Where a line holds the word "prestigieuses", copy that line.

## INPUT RECORDS
────────────────────────────────────────

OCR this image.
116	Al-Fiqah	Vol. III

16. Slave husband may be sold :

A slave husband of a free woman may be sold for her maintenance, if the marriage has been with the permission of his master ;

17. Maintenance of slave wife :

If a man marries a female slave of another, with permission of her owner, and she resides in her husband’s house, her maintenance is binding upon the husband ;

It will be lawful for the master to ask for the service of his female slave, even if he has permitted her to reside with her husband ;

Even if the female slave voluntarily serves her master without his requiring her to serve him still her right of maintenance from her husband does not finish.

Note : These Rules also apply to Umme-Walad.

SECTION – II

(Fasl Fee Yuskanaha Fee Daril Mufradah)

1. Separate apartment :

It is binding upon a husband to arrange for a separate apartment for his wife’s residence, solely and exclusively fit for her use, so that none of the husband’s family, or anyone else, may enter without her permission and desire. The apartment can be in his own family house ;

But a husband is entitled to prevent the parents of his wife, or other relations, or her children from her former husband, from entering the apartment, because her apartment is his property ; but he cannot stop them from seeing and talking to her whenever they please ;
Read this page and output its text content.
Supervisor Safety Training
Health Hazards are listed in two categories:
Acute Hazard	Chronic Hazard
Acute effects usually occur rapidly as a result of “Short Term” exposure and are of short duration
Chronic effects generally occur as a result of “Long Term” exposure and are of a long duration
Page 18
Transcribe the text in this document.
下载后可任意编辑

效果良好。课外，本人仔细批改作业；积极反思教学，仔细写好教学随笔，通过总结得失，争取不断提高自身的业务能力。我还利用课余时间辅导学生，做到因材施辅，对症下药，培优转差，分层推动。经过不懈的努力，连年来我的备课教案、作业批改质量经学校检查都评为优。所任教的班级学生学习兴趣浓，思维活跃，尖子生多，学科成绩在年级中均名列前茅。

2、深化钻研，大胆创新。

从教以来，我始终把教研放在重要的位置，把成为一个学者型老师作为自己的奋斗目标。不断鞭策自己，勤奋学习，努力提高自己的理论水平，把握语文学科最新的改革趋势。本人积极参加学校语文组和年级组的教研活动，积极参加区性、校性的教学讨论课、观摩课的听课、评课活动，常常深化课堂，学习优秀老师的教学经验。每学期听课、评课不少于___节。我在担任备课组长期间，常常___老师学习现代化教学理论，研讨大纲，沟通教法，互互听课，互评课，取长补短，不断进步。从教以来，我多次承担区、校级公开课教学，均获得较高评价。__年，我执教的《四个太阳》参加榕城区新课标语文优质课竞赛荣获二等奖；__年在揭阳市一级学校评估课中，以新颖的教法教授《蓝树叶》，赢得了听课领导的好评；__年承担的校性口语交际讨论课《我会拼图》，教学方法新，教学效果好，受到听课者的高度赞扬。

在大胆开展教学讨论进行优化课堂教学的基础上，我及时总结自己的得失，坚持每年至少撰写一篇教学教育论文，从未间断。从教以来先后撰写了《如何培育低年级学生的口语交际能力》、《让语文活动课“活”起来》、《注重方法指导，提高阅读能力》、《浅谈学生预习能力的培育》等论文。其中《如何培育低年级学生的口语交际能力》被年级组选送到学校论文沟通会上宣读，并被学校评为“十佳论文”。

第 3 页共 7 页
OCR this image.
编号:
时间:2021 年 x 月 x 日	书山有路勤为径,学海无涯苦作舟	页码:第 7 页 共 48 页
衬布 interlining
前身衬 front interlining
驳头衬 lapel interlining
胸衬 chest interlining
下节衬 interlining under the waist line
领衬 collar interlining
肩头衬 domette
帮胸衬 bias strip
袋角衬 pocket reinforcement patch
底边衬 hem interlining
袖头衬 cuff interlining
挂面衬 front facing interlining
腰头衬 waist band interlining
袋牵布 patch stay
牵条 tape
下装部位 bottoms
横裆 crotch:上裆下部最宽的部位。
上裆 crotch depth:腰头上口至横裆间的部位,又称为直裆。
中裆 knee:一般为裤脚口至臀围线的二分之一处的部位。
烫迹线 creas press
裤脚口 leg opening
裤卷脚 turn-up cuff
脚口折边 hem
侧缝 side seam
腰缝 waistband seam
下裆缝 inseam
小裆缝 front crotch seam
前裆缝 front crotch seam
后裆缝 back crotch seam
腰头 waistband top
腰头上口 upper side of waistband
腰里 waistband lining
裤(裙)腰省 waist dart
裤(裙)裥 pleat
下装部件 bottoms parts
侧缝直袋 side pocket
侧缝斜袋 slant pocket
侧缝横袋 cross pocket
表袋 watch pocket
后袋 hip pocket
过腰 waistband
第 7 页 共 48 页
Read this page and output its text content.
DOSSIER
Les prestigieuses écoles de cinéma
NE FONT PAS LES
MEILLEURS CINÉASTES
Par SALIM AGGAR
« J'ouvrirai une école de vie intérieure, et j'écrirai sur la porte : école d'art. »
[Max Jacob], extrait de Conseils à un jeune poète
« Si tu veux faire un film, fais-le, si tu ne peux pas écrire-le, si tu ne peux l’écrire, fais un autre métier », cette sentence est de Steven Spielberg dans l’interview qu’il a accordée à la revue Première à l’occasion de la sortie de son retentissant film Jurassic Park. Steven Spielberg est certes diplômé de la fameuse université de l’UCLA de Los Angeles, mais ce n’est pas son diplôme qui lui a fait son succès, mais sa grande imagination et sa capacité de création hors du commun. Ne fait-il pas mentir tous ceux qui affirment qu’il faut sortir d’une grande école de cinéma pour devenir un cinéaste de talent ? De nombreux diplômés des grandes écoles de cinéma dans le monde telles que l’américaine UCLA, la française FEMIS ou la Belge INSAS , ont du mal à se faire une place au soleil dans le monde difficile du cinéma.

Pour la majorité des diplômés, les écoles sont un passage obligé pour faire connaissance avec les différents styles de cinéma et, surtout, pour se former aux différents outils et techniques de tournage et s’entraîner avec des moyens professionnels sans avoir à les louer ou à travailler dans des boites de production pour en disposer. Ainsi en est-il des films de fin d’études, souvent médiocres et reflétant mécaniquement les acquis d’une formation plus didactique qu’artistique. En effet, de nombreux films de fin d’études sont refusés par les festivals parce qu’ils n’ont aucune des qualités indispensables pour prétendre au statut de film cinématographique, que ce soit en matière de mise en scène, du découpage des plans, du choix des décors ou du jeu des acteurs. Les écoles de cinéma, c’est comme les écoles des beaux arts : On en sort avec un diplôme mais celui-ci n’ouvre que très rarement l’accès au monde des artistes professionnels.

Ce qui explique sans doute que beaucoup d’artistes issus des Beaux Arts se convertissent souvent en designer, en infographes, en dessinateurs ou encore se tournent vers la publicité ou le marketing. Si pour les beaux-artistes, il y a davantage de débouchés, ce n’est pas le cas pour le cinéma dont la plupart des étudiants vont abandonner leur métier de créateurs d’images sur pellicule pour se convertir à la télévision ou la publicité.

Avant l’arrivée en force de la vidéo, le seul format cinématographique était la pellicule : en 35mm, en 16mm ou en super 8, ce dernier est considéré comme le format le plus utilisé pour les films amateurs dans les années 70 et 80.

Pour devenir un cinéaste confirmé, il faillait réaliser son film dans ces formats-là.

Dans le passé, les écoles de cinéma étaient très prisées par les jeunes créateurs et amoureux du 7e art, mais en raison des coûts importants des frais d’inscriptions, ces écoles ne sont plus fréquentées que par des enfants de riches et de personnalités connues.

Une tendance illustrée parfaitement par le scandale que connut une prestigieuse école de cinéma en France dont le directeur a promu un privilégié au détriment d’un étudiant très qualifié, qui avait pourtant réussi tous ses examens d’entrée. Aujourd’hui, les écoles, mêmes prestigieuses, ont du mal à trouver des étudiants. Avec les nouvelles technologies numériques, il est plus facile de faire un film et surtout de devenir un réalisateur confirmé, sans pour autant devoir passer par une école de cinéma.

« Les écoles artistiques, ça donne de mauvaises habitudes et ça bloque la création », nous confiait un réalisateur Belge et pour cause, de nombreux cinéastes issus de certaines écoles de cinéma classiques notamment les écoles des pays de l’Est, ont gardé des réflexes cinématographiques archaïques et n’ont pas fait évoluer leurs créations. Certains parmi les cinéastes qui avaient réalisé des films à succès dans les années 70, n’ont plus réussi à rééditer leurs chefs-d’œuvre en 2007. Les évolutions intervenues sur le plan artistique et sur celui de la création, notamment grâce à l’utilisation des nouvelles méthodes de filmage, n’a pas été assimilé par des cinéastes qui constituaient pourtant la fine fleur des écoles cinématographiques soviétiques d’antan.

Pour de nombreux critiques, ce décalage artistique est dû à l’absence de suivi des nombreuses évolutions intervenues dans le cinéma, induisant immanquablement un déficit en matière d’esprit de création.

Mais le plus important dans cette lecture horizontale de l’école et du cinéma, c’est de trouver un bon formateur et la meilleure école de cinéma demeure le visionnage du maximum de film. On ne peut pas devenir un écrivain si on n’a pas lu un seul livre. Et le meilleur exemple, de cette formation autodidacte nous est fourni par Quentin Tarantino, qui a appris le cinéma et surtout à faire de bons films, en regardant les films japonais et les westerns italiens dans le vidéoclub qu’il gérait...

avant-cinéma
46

────────────────────────────────────────

## COMPLETED TASK
Les prestigieuses écoles de cinéma
Une tendance illustrée parfaitement par le scandale que connut une prestigieuse école de cinéma en France dont le directeur a promu un privilégié au détriment d’un étudiant très qualifié, qui avait pourtant réussi tous ses examens d’entrée. Aujourd’hui, les écoles, mêmes prestigieuses, ont du mal à trouver des étudiants. Avec les nouvelles technologies numériques, il est plus facile de faire un film et surtout de devenir un réalisateur confirmé, sans pour autant devoir passer par une école de cinéma.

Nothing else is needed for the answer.